**Passage provided**:

There are two disadvantages: no Java compatibility; and the ability to opt in at the use site. If you have some related modules (and thus public annotation) it still has abi consequences on a technical level. But as long as sun.misc.Unsafe exists people that want to use unstable api can anyway.
@pdvrieze - " A common use for package visibility is to provide access for testing. "
Hmm I am not sure
Suppose that I have a module: article
In my module I have a three packages:
In the Java project (Java 9+) I can have a public facade, interfaces, dtos in a application package also i can have a public interfaces and aggregate class in a domain package and finally all classes in infrastructure which implements those interfaces have package scope visibility. (Others classes in infra have package scope visibility)
So any class from application/domain package can’t call infrastructure impl details directly.
My module can expose only a facade class and dtos classes (jigsaw).
Can you give me the example how it could work in Kotlin (with the same package structure)
Beyond the question whether those should be separate modules, you can use two options:
- Take advantage that a private (top-level) class is accessible to code within that file (file private instead of package private).
- Create 3 annotations:
@Infrastructure. Then annotate the implementations with those annotations. Then you can check that these annotations (or eg. “
@OptIn(Application::class)”) are not used where they should not
I can also use Archunit library…
I am still not convinced…
So I am to understand that Kotlin will never support package scope visibility?
“Never” is a strong word. I think it’s safe to say that
package-private scope is not currently planned–That doesn’t mean that it won’t happen sometime in the future.
As @pdvrieze explains, you can get this kind of scoping now in Kotlin using modules. A second option is to restructure your internal pseudo modules into file-private scopes. Or you could try using OptIn annotations and help evaluate if they may be a superior alternative.
It does seem that a more flexible, internal-to-a-module scoping control is what you want. And yes,
package-private does provide a better means for this internal-to-a-module scoping than
protected in a lot of cases.
Since it seems that a lot of the use cases are either A) inject test code into a scope via placing it under the same package, or B) creating a pseudo module based on a package name, I wonder if the correct questions to ask would instead be the following:
- Can we have an additional scope control mechanism to refine our scopes within a single module? Unlike the internal vs external controls, more fine-grained controls will help organize code.

**To do**:
**a.** Set down the stretch of the Kotlin package-visibility discussion from "So any class" through "same package structure)", word for word.
**b.** In the Kotlin package-visibility discussion, which library does one participant say they can also use?
**c.** Extend the Kotlin package-visibility discussion past its last sentence.
The entries after this Kotlin package-visibility discussion come from a separate source.

**Supplied entries**:
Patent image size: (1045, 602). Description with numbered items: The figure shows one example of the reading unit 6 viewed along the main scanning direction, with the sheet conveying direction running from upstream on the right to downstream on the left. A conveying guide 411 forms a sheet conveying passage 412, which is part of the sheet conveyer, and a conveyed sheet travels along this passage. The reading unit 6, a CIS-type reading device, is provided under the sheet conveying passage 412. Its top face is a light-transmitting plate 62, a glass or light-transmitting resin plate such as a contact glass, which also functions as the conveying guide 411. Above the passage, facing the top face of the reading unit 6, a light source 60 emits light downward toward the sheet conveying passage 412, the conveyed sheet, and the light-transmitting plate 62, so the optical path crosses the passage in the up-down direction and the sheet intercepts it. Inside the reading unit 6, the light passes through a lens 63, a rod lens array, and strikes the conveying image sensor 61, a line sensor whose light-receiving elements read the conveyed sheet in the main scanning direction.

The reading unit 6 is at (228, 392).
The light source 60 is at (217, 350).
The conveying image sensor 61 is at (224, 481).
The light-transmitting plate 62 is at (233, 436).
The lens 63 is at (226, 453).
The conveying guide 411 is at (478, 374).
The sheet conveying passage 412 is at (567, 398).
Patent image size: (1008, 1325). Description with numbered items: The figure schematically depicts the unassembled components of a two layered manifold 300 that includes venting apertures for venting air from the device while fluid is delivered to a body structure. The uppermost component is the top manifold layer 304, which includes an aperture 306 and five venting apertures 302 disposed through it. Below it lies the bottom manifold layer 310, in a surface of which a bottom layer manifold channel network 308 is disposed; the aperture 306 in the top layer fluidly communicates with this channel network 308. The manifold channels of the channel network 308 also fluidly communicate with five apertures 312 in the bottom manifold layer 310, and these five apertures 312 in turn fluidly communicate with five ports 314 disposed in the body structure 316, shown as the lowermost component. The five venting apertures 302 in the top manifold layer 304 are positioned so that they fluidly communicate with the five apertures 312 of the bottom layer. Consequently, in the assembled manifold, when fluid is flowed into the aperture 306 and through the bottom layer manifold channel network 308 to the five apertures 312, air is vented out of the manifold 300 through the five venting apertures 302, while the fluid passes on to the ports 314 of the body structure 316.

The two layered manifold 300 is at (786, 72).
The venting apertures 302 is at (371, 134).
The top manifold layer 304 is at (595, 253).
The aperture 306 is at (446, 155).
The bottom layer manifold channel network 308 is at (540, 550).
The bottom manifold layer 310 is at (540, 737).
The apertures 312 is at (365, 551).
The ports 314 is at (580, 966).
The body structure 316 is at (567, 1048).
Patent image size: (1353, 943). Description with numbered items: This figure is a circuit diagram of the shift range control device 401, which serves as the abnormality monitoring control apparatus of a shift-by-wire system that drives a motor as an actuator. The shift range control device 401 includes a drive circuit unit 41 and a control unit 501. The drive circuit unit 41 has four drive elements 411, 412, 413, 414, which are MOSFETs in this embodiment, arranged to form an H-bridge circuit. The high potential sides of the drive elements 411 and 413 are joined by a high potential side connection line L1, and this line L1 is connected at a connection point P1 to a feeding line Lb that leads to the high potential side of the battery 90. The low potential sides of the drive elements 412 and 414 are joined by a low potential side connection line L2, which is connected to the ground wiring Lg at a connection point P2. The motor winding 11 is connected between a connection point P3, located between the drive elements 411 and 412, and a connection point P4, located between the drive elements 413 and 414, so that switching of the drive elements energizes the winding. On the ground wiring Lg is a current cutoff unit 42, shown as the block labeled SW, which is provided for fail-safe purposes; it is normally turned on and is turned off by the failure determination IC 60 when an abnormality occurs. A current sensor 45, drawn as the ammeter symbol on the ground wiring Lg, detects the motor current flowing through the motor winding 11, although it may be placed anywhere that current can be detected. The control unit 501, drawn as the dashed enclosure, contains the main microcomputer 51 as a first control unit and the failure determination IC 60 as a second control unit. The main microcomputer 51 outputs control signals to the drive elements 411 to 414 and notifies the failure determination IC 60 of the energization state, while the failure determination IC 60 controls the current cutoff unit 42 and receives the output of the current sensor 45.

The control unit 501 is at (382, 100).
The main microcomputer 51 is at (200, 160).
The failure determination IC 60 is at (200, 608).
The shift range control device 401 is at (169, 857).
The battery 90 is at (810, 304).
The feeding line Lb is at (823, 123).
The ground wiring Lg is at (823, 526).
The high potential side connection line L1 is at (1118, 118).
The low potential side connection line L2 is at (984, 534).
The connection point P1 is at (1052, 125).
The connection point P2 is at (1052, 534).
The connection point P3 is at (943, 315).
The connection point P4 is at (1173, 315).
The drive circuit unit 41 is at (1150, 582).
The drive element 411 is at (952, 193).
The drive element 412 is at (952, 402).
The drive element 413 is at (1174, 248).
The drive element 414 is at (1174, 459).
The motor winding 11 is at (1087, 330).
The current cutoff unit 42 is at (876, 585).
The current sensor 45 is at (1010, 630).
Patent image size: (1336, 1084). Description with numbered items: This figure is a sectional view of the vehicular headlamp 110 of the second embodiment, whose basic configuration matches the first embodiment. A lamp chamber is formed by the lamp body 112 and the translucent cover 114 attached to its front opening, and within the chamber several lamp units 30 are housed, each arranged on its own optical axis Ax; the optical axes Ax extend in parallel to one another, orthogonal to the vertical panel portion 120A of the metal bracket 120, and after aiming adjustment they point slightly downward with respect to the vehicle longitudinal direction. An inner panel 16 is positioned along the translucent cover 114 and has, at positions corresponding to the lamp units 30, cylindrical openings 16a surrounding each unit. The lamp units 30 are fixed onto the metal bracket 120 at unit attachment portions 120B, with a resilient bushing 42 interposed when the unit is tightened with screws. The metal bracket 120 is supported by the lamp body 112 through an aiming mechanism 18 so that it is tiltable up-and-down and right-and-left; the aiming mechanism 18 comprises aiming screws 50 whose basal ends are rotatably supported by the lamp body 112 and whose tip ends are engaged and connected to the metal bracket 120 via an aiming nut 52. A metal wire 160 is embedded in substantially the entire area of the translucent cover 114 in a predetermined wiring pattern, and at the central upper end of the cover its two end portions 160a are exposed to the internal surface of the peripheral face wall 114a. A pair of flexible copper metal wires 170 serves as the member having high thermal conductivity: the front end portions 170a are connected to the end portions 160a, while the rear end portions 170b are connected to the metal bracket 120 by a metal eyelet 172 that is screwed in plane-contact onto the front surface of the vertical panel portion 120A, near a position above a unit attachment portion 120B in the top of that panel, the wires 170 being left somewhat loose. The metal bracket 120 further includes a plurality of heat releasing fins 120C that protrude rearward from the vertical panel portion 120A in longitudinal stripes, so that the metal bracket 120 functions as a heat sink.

**Expected outputs**:
**a.**
So any class from application/domain package can’t call infrastructure impl details directly.
My module can expose only a facade class and dtos classes (jigsaw).
Can you give me the example how it could work in Kotlin (with the same package structure)

**b.** The Archunit library.

**c.**
Can this additional scope control allow for composition without class hierarchy or location restrictions? The current options force you to either place your code inside a specific location (
file-private) or subclass (
protected). The additional control could also not force you to place your code into a specific folder/package (
package visibility scope does provide this kind of more flexible scope control --albeit, in an arbitrary way. In an alternative history, Java could have made scoping based on a class or filename name prefix instead of package path–maybe call it
prefix scope… Glad it wasn’t done that way
A lot has changed since Java’s
package-private scope was decided on. A part of me wonders if Java would have ever added
package-private scope had the module system come first.
IMHO Instead of asking for the same old visibility controls, it’s worth pitting the old
package-private against other solutions that also solve these questions and see which one comes out ahead.
EDIT: I’m surprised I haven’t seen any requests for allowing
protected on top-level declarations. This would allow for
package-private scoping in almost the same way
The structure of the packages should represents my architecture.
I dont think that create a separate maven module for instance - a application with only one class is a good idea - for me is over engineering…
“What we usually consider as impossible are simply engineering problems… there’s no law of physics preventing them.”
- Michio Kaku
In Kotlin and the JVM protected has a different meaning than in the Java language. It means onky accessible by children. Even if you consider that the file scope introduces a class (which is a JVM implementation detail) it can not be inherited.
Today I had a training on Kotlin programming language, many people were of the same opinion that the lack of package scope is a significant limitation…
For this reason, I cannot design my solutions the way I would like…
This topic is now 109 posts long and I believe it should be considered as a mega-topic risk.
Despite there bring some new talking points (OptIn alternative), I suspect this topic is too long to support valuable discussion. Newer ideas like OptIn scopes can be discussed better elsewhere where the topic is not flooded with positioning for/against package-private by new readers.
This topic receives a lot of traffic and it’s a hotspot for those coming from Java to post their position without adding anything new. The longer this post means it’s not practical for new readers to go over what’s already been discussed.
There may be more discussion to have here in the future so it’s hard to say it should be closed. Ideally those new discussions would be able to start fresh and focused instead of carrying the baggage of this topic.
Here’s the full explanation of Mega-topics (Please close the mega topics)
arocnies - Yes I agree. This discussion show that developers need a package scope in Kotlin.
Long thread. A lot of arguments and the counter argument is security and create multiple modules.
The security concern is not really 100% valid, because it can be broken using internal modifier as well. Using modules is valid, and we do use it, but sometimes you don’t want to create one module for 5 classes.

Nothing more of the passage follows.